Stored dataset items:
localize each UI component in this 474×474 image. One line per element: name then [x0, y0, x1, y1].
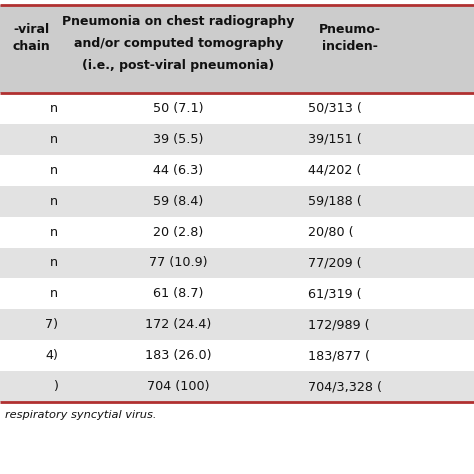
Text: -viral: -viral [13, 23, 49, 36]
Bar [0, 93, 474, 124]
Text: 77 (10.9): 77 (10.9) [149, 256, 208, 269]
Text: 50 (7.1): 50 (7.1) [153, 102, 204, 115]
Bar [0, 217, 474, 247]
Text: n: n [50, 102, 58, 115]
Text: 50/313 (: 50/313 ( [308, 102, 362, 115]
Text: inciden-: inciden- [322, 40, 378, 53]
Text: 172 (24.4): 172 (24.4) [146, 318, 211, 331]
Text: ): ) [53, 380, 58, 393]
Bar [0, 155, 474, 186]
Bar [0, 124, 474, 155]
Text: 44 (6.3): 44 (6.3) [154, 164, 203, 177]
Bar [0, 340, 474, 371]
Text: 44/202 (: 44/202 ( [308, 164, 361, 177]
Text: respiratory syncytial virus.: respiratory syncytial virus. [5, 410, 156, 420]
Text: 4): 4) [45, 349, 58, 362]
Text: 59 (8.4): 59 (8.4) [154, 195, 204, 208]
Text: 704/3,328 (: 704/3,328 ( [308, 380, 382, 393]
Text: 172/989 (: 172/989 ( [308, 318, 370, 331]
Bar [0, 278, 474, 310]
Text: 39/151 (: 39/151 ( [308, 133, 362, 146]
Text: 39 (5.5): 39 (5.5) [153, 133, 204, 146]
Text: (i.e., post-viral pneumonia): (i.e., post-viral pneumonia) [82, 59, 274, 72]
Text: 183/877 (: 183/877 ( [308, 349, 370, 362]
Text: Pneumo-: Pneumo- [319, 23, 381, 36]
Text: 20 (2.8): 20 (2.8) [154, 226, 204, 238]
Text: n: n [50, 195, 58, 208]
Text: 59/188 (: 59/188 ( [308, 195, 362, 208]
Bar [0, 247, 474, 278]
Text: n: n [50, 256, 58, 269]
Bar [0, 310, 474, 340]
Bar [0, 186, 474, 217]
Text: 7): 7) [45, 318, 58, 331]
Text: 77/209 (: 77/209 ( [308, 256, 362, 269]
Text: chain: chain [12, 40, 50, 53]
Text: and/or computed tomography: and/or computed tomography [74, 37, 283, 50]
Text: n: n [50, 164, 58, 177]
Text: Pneumonia on chest radiography: Pneumonia on chest radiography [62, 15, 295, 28]
Bar [0, 371, 474, 402]
Text: 183 (26.0): 183 (26.0) [145, 349, 212, 362]
Text: 61 (8.7): 61 (8.7) [153, 287, 204, 301]
Text: 20/80 (: 20/80 ( [308, 226, 354, 238]
Text: n: n [50, 133, 58, 146]
Text: 61/319 (: 61/319 ( [308, 287, 362, 301]
Bar [0, 5, 474, 93]
Text: 704 (100): 704 (100) [147, 380, 210, 393]
Text: n: n [50, 287, 58, 301]
Text: n: n [50, 226, 58, 238]
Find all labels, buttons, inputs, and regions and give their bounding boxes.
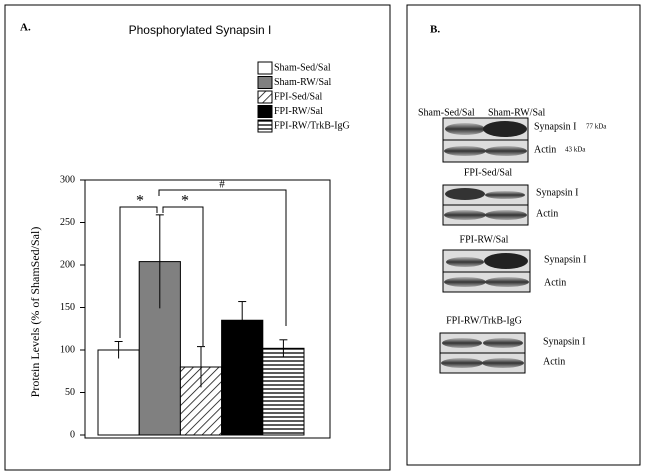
legend-label: FPI-RW/TrkB-IgG	[274, 120, 350, 131]
annotation: #	[219, 179, 225, 191]
row-label: Synapsin I	[536, 187, 579, 198]
legend-label: Sham-Sed/Sal	[274, 62, 331, 73]
row-label: Synapsin I	[534, 121, 577, 132]
bar	[97, 349, 140, 436]
row-label: Synapsin I	[544, 254, 587, 265]
y-tick-label: 0	[70, 429, 75, 440]
group-title: FPI-RW/TrkB-IgG	[446, 315, 522, 326]
plot-frame	[84, 179, 331, 439]
y-axis-label: Protein Levels (% of ShamSed/Sal)	[28, 227, 42, 398]
row-label: Actin	[544, 277, 566, 288]
group-title: FPI-Sed/Sal	[464, 167, 513, 178]
bar	[221, 319, 264, 436]
panel-label: A.	[20, 22, 31, 34]
y-tick-label: 300	[60, 174, 75, 185]
chart-title: Phosphorylated Synapsin I	[129, 23, 272, 37]
y-tick-label: 50	[65, 387, 75, 398]
legend-swatch	[257, 119, 273, 133]
size-label: 77 kDa	[586, 123, 607, 131]
legend-swatch	[257, 76, 273, 89]
panel-b-frame	[406, 4, 641, 466]
bracket	[158, 189, 287, 326]
lane-label: Sham-Sed/Sal	[418, 107, 475, 118]
row-label: Actin	[536, 208, 558, 219]
legend-swatch	[257, 61, 273, 75]
panel-a-frame	[4, 4, 391, 471]
legend-swatch	[257, 105, 273, 118]
legend-label: FPI-Sed/Sal	[274, 91, 323, 102]
y-tick-label: 250	[60, 217, 75, 228]
row-label: Actin	[543, 356, 565, 367]
row-label: Synapsin I	[543, 336, 586, 347]
y-tick-label: 100	[60, 344, 75, 355]
legend-label: FPI-RW/Sal	[274, 106, 323, 117]
blots	[439, 117, 531, 374]
lane-label: Sham-RW/Sal	[488, 107, 545, 118]
legend-label: Sham-RW/Sal	[274, 77, 331, 88]
y-tick-label: 200	[60, 259, 75, 270]
annotation: *	[181, 193, 189, 210]
y-tick-label: 150	[60, 302, 75, 313]
group-title: FPI-RW/Sal	[460, 234, 509, 245]
bracket	[119, 206, 158, 338]
legend-swatch	[257, 90, 273, 104]
panel-label: B.	[430, 24, 440, 36]
bracket	[162, 206, 204, 346]
bar	[262, 347, 305, 436]
size-label: 43 kDa	[565, 146, 586, 154]
row-label: Actin	[534, 144, 556, 155]
annotation: *	[136, 193, 144, 210]
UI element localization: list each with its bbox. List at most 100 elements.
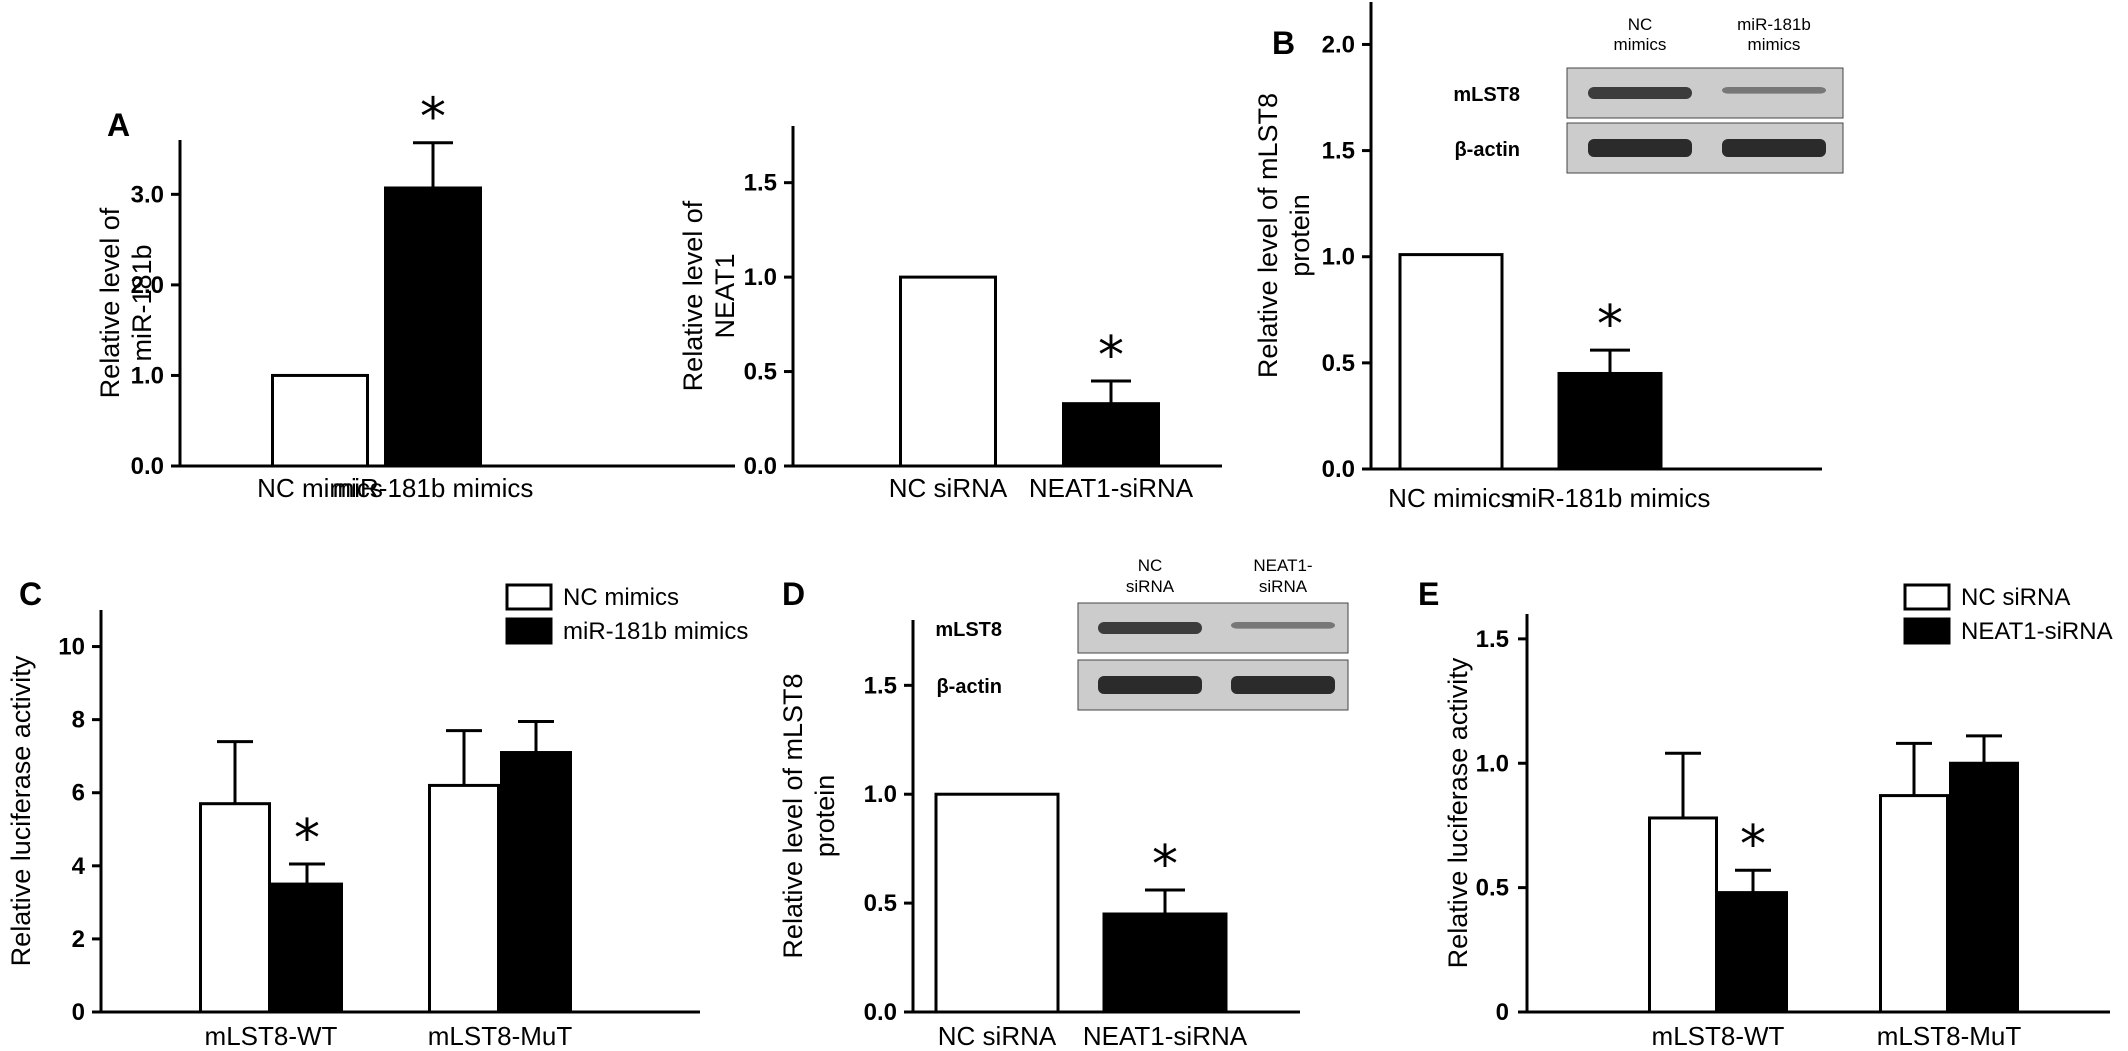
bar-nc-sirna bbox=[1648, 816, 1718, 1014]
legend-swatch bbox=[1903, 617, 1951, 645]
panel-label: C bbox=[19, 576, 42, 612]
panel-label: B bbox=[1272, 25, 1295, 61]
bar-control bbox=[1398, 253, 1504, 471]
y-axis-label: miR-181b bbox=[127, 244, 157, 361]
panel-label: E bbox=[1418, 576, 1439, 612]
chart-a1: 0.0 1.0 2.0 3.0 Relative level of miR-181b A NC… bbox=[95, 88, 735, 503]
panel-label: D bbox=[782, 576, 805, 612]
lane-label: NEAT1- bbox=[1253, 556, 1312, 575]
bar-mir-181b-mimics bbox=[271, 882, 343, 1014]
y-tick-label: 10 bbox=[58, 634, 85, 661]
y-tick-label: 1.0 bbox=[1476, 750, 1509, 777]
significance-star: * bbox=[1152, 835, 1178, 895]
category-label: miR-181b mimics bbox=[1510, 483, 1711, 513]
blot-band bbox=[1588, 87, 1692, 99]
y-tick-label: 3.0 bbox=[131, 181, 164, 208]
y-tick-label: 1.0 bbox=[131, 362, 164, 389]
category-label: NEAT1-siRNA bbox=[1083, 1021, 1248, 1051]
bar-control bbox=[899, 275, 997, 468]
blot-band bbox=[1098, 676, 1202, 694]
y-tick-label: 1.0 bbox=[864, 781, 897, 808]
lane-label: miR-181b bbox=[1737, 15, 1811, 34]
y-tick-label: 2.0 bbox=[1322, 31, 1355, 58]
y-tick-label: 8 bbox=[72, 707, 85, 734]
bar-control bbox=[271, 373, 369, 468]
y-tick-label: 1.5 bbox=[864, 672, 897, 699]
legend-label: NEAT1-siRNA bbox=[1961, 618, 2113, 645]
lane-label: NC bbox=[1138, 556, 1163, 575]
blot-band bbox=[1722, 87, 1826, 94]
significance-star: * bbox=[1597, 295, 1623, 355]
y-tick-label: 0.5 bbox=[864, 890, 897, 917]
y-tick-label: 0.0 bbox=[131, 453, 164, 480]
y-tick-label: 0 bbox=[72, 999, 85, 1026]
blot-band bbox=[1098, 622, 1202, 634]
y-axis-label: protein bbox=[810, 775, 840, 858]
y-axis-label: Relative level of mLST8 bbox=[778, 673, 808, 958]
category-label: mLST8-WT bbox=[205, 1021, 338, 1051]
y-tick-label: 2 bbox=[72, 926, 85, 953]
legend-label: NC mimics bbox=[563, 584, 679, 611]
bar-treatment bbox=[384, 186, 482, 468]
y-tick-label: 0.5 bbox=[1476, 875, 1509, 902]
bar-nc-sirna bbox=[1879, 794, 1949, 1014]
bar-treatment bbox=[1102, 912, 1228, 1014]
y-tick-label: 0 bbox=[1496, 999, 1509, 1026]
category-label: miR-181b mimics bbox=[333, 473, 534, 503]
legend-swatch bbox=[505, 583, 553, 611]
chart-a2: 0.0 0.5 1.0 1.5 Relative level of NEAT1 NC siR… bbox=[678, 126, 1222, 503]
western-blot-d: NC siRNA NEAT1- siRNA mLST8 β-actin bbox=[935, 556, 1349, 711]
y-tick-label: 1.0 bbox=[1322, 244, 1355, 271]
category-label: NC mimics bbox=[257, 473, 383, 503]
chart-d: 0.0 0.5 1.0 1.5 Relative level of mLST8 prote… bbox=[778, 576, 1300, 1051]
bar-control bbox=[934, 792, 1060, 1014]
y-tick-label: 2.0 bbox=[131, 272, 164, 299]
y-tick-label: 6 bbox=[72, 780, 85, 807]
bar-mir-181b-mimics bbox=[500, 751, 572, 1014]
blot-row-label: mLST8 bbox=[935, 619, 1002, 641]
blot-row-label: mLST8 bbox=[1453, 84, 1520, 106]
panel-label: A bbox=[107, 107, 130, 143]
y-tick-label: 0.0 bbox=[1322, 456, 1355, 483]
bar-nc-mimics bbox=[199, 802, 271, 1014]
legend-swatch bbox=[1903, 583, 1951, 611]
blot-row-label: β-actin bbox=[936, 676, 1002, 698]
bar-nc-mimics bbox=[428, 783, 500, 1014]
category-label: NC siRNA bbox=[889, 473, 1008, 503]
legend-label: miR-181b mimics bbox=[563, 618, 748, 645]
bar-treatment bbox=[1557, 371, 1663, 471]
y-tick-label: 1.5 bbox=[1322, 138, 1355, 165]
y-tick-label: 1.0 bbox=[744, 264, 777, 291]
bar-treatment bbox=[1062, 402, 1160, 468]
bar-neat1-sirna bbox=[1949, 761, 2019, 1014]
blot-band bbox=[1231, 622, 1335, 629]
category-label: mLST8-MuT bbox=[428, 1021, 573, 1051]
y-tick-label: 1.5 bbox=[1476, 626, 1509, 653]
y-axis-label: Relative level of bbox=[678, 200, 708, 391]
significance-star: * bbox=[420, 88, 446, 148]
y-tick-label: 4 bbox=[72, 853, 86, 880]
y-axis-label: Relative luciferase activity bbox=[6, 655, 36, 966]
category-label: mLST8-MuT bbox=[1877, 1021, 2022, 1051]
chart-b: 0.0 0.5 1.0 1.5 2.0 Relative level of mLST8 pr… bbox=[1253, 2, 1822, 513]
category-label: mLST8-WT bbox=[1652, 1021, 1785, 1051]
y-axis-label: protein bbox=[1285, 194, 1315, 277]
lane-label: siRNA bbox=[1126, 577, 1175, 596]
legend-label: NC siRNA bbox=[1961, 584, 2070, 611]
blot-band bbox=[1588, 139, 1692, 157]
lane-label: mimics bbox=[1614, 35, 1667, 54]
category-label: NC siRNA bbox=[938, 1021, 1057, 1051]
category-label: NEAT1-siRNA bbox=[1029, 473, 1194, 503]
lane-label: siRNA bbox=[1259, 577, 1308, 596]
legend-swatch bbox=[505, 617, 553, 645]
y-tick-label: 0.5 bbox=[744, 359, 777, 386]
lane-label: mimics bbox=[1748, 35, 1801, 54]
significance-star: * bbox=[1098, 326, 1124, 386]
y-tick-label: 0.5 bbox=[1322, 350, 1355, 377]
y-axis-label: Relative luciferase activity bbox=[1443, 657, 1473, 968]
significance-star: * bbox=[294, 809, 320, 869]
y-tick-label: 0.0 bbox=[744, 453, 777, 480]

Task goal:
If a line in the records includes the string "bracket", copy it.

Result for this task:
bracket	[158, 189, 287, 326]
bracket	[119, 206, 158, 338]
bracket	[162, 206, 204, 346]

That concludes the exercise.